WORK TO COMPLETE: Find all lines in the listing that include the word "granular", then copy them.

DATA SUPPLIED:
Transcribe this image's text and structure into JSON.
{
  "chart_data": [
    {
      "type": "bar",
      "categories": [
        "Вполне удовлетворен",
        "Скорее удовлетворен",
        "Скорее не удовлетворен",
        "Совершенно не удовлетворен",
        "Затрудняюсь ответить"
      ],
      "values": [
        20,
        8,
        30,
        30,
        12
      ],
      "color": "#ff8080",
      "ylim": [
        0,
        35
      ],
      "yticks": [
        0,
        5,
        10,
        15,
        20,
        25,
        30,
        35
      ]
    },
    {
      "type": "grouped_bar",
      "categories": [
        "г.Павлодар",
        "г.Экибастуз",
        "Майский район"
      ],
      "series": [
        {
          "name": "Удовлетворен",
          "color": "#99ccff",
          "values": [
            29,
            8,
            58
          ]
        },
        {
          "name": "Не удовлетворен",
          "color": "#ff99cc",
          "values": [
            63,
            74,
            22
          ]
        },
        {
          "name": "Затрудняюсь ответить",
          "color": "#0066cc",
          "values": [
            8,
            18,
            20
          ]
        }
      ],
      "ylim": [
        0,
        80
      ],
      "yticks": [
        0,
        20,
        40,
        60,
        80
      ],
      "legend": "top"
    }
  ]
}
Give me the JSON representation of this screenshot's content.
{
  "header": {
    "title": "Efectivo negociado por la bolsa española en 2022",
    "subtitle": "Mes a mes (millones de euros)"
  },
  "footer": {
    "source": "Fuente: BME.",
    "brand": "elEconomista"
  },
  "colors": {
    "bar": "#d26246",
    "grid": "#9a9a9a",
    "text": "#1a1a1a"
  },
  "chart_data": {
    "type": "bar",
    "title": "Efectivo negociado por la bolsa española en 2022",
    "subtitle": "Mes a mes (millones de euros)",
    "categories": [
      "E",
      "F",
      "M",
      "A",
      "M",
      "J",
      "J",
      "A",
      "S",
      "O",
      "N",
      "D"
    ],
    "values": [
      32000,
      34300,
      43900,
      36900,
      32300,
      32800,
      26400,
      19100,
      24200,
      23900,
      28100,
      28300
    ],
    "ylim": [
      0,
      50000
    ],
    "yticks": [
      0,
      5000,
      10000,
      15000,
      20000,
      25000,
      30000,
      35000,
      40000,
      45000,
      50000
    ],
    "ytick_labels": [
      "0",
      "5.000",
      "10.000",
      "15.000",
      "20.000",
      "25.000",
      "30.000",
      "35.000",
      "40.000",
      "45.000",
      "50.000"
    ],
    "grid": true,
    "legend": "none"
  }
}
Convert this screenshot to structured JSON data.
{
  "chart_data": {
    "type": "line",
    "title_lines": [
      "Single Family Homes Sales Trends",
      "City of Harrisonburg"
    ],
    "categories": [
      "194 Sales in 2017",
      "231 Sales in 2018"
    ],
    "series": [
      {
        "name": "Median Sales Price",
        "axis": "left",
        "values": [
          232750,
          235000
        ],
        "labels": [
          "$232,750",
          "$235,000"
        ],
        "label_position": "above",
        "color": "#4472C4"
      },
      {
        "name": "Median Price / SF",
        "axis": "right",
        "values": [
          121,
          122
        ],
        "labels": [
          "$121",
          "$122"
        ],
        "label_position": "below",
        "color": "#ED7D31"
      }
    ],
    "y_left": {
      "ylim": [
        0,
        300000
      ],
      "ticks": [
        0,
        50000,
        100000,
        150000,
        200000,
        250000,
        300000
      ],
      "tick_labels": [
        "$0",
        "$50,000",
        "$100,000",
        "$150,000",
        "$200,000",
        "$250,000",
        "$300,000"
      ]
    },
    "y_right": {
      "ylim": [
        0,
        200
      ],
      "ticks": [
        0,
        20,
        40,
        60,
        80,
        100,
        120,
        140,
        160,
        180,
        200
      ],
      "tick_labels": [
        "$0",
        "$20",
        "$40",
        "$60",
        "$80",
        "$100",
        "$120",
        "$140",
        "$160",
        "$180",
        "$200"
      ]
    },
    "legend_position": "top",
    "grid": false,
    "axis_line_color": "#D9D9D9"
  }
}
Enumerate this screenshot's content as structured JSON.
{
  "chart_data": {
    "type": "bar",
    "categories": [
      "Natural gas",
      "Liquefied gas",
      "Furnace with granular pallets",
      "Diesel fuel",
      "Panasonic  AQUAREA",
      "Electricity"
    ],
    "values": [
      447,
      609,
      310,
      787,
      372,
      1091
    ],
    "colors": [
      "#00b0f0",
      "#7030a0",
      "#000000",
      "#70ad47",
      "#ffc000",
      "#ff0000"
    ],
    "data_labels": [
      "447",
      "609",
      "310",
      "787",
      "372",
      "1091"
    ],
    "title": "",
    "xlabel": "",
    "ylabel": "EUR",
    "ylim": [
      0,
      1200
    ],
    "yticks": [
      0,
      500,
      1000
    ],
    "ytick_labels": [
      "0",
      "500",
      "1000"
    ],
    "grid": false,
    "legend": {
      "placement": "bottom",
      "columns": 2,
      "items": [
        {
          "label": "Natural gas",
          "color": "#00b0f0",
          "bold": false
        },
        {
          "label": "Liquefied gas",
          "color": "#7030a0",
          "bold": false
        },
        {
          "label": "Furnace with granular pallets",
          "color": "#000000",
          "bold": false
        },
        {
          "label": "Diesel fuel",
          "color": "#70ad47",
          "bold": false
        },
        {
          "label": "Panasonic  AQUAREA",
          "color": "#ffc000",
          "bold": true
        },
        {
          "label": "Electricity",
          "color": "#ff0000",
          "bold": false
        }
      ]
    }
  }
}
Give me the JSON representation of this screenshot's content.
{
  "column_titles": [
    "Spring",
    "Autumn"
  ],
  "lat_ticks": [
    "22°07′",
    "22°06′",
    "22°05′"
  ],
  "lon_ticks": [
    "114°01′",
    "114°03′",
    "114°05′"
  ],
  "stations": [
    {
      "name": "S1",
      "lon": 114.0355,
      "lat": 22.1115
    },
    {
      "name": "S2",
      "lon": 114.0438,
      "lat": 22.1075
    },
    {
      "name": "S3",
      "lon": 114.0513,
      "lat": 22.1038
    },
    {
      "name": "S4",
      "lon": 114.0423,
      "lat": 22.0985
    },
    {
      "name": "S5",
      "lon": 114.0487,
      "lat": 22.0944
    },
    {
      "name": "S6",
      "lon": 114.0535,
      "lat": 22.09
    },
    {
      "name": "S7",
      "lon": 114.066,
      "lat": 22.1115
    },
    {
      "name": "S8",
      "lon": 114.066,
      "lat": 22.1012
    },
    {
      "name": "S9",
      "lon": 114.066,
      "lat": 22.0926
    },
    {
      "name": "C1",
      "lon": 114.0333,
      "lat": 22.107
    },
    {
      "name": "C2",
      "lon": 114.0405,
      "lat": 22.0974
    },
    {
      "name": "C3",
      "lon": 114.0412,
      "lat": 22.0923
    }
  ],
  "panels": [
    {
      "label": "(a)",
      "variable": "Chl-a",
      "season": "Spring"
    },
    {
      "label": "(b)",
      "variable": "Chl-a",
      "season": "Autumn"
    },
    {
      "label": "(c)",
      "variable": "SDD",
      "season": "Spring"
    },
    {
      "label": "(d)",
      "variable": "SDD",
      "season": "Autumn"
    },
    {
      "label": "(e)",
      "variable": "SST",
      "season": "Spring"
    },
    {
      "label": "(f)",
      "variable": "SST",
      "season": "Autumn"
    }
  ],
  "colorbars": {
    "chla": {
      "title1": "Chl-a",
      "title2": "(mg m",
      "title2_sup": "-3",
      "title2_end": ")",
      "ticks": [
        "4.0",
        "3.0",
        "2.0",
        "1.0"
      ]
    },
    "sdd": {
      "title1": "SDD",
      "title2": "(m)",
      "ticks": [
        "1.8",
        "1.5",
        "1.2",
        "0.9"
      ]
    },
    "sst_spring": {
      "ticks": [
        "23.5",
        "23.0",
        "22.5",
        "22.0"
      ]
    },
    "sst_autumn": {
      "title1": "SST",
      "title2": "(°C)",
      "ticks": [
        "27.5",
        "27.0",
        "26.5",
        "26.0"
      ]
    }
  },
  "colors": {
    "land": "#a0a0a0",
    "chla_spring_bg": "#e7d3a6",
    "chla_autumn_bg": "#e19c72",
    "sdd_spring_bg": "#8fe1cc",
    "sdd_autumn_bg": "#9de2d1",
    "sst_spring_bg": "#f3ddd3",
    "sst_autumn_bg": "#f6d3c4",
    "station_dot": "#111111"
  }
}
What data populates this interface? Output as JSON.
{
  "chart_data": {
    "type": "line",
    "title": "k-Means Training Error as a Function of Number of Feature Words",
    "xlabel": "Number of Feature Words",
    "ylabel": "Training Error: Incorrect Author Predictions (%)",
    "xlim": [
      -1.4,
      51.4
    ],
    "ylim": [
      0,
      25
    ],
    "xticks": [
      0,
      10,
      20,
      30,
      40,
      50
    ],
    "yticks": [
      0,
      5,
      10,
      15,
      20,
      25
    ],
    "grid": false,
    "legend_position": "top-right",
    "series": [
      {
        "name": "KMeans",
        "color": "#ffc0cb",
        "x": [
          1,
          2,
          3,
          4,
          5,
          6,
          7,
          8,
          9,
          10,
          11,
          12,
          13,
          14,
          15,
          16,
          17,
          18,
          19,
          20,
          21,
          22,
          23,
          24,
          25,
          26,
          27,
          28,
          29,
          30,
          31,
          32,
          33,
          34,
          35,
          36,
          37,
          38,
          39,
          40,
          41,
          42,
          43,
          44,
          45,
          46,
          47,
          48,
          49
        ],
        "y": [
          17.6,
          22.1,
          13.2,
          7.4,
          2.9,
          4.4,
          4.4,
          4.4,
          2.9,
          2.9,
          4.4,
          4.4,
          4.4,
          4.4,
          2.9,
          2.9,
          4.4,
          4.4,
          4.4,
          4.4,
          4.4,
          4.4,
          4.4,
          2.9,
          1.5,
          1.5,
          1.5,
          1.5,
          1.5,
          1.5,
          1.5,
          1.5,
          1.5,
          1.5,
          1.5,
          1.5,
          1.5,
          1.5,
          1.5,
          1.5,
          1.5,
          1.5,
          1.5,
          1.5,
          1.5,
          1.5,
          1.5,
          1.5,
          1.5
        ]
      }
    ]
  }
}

SOLUTION TO THIS TASK:
      "Furnace with granular pallets",
          "label": "Furnace with granular pallets",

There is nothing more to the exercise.